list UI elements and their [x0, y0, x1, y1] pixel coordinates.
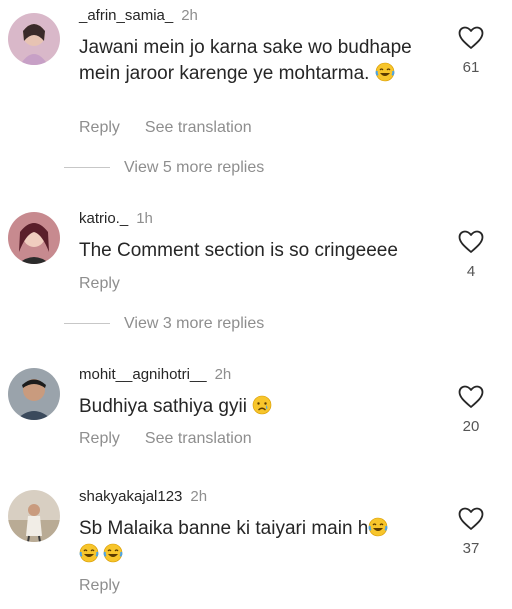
- like-count: 37: [462, 540, 480, 557]
- see-translation-button[interactable]: See translation: [145, 430, 252, 447]
- like-control: 4: [456, 230, 486, 280]
- username[interactable]: mohit__agnihotri__: [79, 366, 207, 383]
- laughing-tears-emoji-icon: [369, 517, 388, 537]
- reply-button[interactable]: Reply: [79, 430, 120, 447]
- heart-outline-icon[interactable]: [458, 507, 484, 531]
- comment-meta: _afrin_samia_ 2h: [79, 7, 198, 25]
- comment-meta: mohit__agnihotri__ 2h: [79, 366, 231, 384]
- view-more-replies[interactable]: View 5 more replies: [64, 159, 264, 177]
- timestamp: 1h: [136, 210, 153, 227]
- view-more-replies[interactable]: View 3 more replies: [64, 315, 264, 333]
- comment-text: The Comment section is so cringeeee: [79, 238, 419, 264]
- timestamp: 2h: [181, 7, 198, 24]
- like-count: 61: [462, 59, 480, 76]
- comment-body: Budhiya sathiya gyii: [79, 396, 247, 417]
- comment-text: Sb Malaika banne ki taiyari main h: [79, 516, 419, 568]
- laughing-tears-emoji-icon: [79, 543, 99, 563]
- reply-button[interactable]: Reply: [79, 119, 120, 136]
- avatar[interactable]: [8, 13, 60, 65]
- divider-line: [64, 323, 110, 325]
- avatar[interactable]: [8, 368, 60, 420]
- reply-button[interactable]: Reply: [79, 275, 120, 292]
- view-more-label[interactable]: View 5 more replies: [124, 159, 264, 176]
- comment-body: The Comment section is so cringeeee: [79, 240, 398, 261]
- comment-actions: Reply See translation: [79, 118, 252, 138]
- laughing-tears-emoji-icon: [375, 62, 395, 82]
- comment-text: Jawani mein jo karna sake wo budhape mei…: [79, 35, 419, 87]
- heart-outline-icon[interactable]: [458, 230, 484, 254]
- like-control: 61: [456, 26, 486, 76]
- heart-outline-icon[interactable]: [458, 385, 484, 409]
- comment-actions: Reply See translation: [79, 429, 252, 449]
- comment-text: Budhiya sathiya gyii: [79, 394, 419, 420]
- comment-body: Sb Malaika banne ki taiyari main h: [79, 518, 369, 539]
- divider-line: [64, 167, 110, 169]
- avatar[interactable]: [8, 490, 60, 542]
- timestamp: 2h: [214, 366, 232, 383]
- view-more-label[interactable]: View 3 more replies: [124, 315, 264, 332]
- like-control: 20: [456, 385, 486, 435]
- crying-emoji-icon: [252, 395, 272, 415]
- comment-meta: katrio._ 1h: [79, 210, 153, 228]
- comment-meta: shakyakajal123 2h: [79, 488, 207, 506]
- comment-body: Jawani mein jo karna sake wo budhape mei…: [79, 37, 412, 84]
- comment-actions: Reply: [79, 576, 120, 596]
- username[interactable]: katrio._: [79, 210, 128, 227]
- laughing-tears-emoji-icon: [103, 543, 123, 563]
- like-count: 20: [462, 418, 480, 435]
- like-control: 37: [456, 507, 486, 557]
- avatar[interactable]: [8, 212, 60, 264]
- timestamp: 2h: [190, 488, 208, 505]
- see-translation-button[interactable]: See translation: [145, 119, 252, 136]
- heart-outline-icon[interactable]: [458, 26, 484, 50]
- like-count: 4: [466, 263, 476, 280]
- comment-actions: Reply: [79, 274, 120, 294]
- username[interactable]: shakyakajal123: [79, 488, 182, 505]
- username[interactable]: _afrin_samia_: [79, 7, 173, 24]
- reply-button[interactable]: Reply: [79, 577, 120, 594]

▬▬▬

What is needed - Please quote every line of the listing above without changing anything, but leave out the picture.

Response to this exercise -
list UI elements and their [x0, y0, x1, y1] pixel coordinates.
- like-count: 37: [462, 540, 480, 557]
- see-translation-button[interactable]: See translation: [145, 430, 252, 447]
- like-control: 4: [456, 230, 486, 280]
- username[interactable]: mohit__agnihotri__: [79, 366, 207, 383]
- laughing-tears-emoji-icon: [369, 517, 388, 537]
- reply-button[interactable]: Reply: [79, 430, 120, 447]
- heart-outline-icon[interactable]: [458, 507, 484, 531]
- comment-meta: _afrin_samia_ 2h: [79, 7, 198, 25]
- comment-meta: mohit__agnihotri__ 2h: [79, 366, 231, 384]
- view-more-replies[interactable]: View 5 more replies: [64, 159, 264, 177]
- timestamp: 1h: [136, 210, 153, 227]
- view-more-replies[interactable]: View 3 more replies: [64, 315, 264, 333]
- comment-text: The Comment section is so cringeeee: [79, 238, 419, 264]
- timestamp: 2h: [181, 7, 198, 24]
- like-count: 61: [462, 59, 480, 76]
- comment-body: Budhiya sathiya gyii: [79, 396, 247, 417]
- comment-text: Sb Malaika banne ki taiyari main h: [79, 516, 419, 568]
- laughing-tears-emoji-icon: [79, 543, 99, 563]
- reply-button[interactable]: Reply: [79, 119, 120, 136]
- avatar[interactable]: [8, 13, 60, 65]
- divider-line: [64, 323, 110, 325]
- avatar[interactable]: [8, 368, 60, 420]
- reply-button[interactable]: Reply: [79, 275, 120, 292]
- view-more-label[interactable]: View 5 more replies: [124, 159, 264, 176]
- comment-body: The Comment section is so cringeeee: [79, 240, 398, 261]
- comment-actions: Reply See translation: [79, 118, 252, 138]
- laughing-tears-emoji-icon: [375, 62, 395, 82]
- comment-text: Jawani mein jo karna sake wo budhape mei…: [79, 35, 419, 87]
- heart-outline-icon[interactable]: [458, 230, 484, 254]
- like-control: 61: [456, 26, 486, 76]
- heart-outline-icon[interactable]: [458, 385, 484, 409]
- comment-actions: Reply See translation: [79, 429, 252, 449]
- comment-text: Budhiya sathiya gyii: [79, 394, 419, 420]
- comment-body: Sb Malaika banne ki taiyari main h: [79, 518, 369, 539]
- divider-line: [64, 167, 110, 169]
- avatar[interactable]: [8, 490, 60, 542]
- timestamp: 2h: [214, 366, 232, 383]
- view-more-label[interactable]: View 3 more replies: [124, 315, 264, 332]
- like-control: 20: [456, 385, 486, 435]
- crying-emoji-icon: [252, 395, 272, 415]
- comment-meta: katrio._ 1h: [79, 210, 153, 228]
- comment-meta: shakyakajal123 2h: [79, 488, 207, 506]
- comment-body: Jawani mein jo karna sake wo budhape mei…: [79, 37, 412, 84]
- comment-actions: Reply: [79, 576, 120, 596]
- username[interactable]: katrio._: [79, 210, 128, 227]
- laughing-tears-emoji-icon: [103, 543, 123, 563]
- like-count: 20: [462, 418, 480, 435]
- like-control: 37: [456, 507, 486, 557]
- avatar[interactable]: [8, 212, 60, 264]
- timestamp: 2h: [190, 488, 208, 505]
- see-translation-button[interactable]: See translation: [145, 119, 252, 136]
- heart-outline-icon[interactable]: [458, 26, 484, 50]
- like-count: 4: [466, 263, 476, 280]
- comment-actions: Reply: [79, 274, 120, 294]
- username[interactable]: shakyakajal123: [79, 488, 182, 505]
- username[interactable]: _afrin_samia_: [79, 7, 173, 24]
- reply-button[interactable]: Reply: [79, 577, 120, 594]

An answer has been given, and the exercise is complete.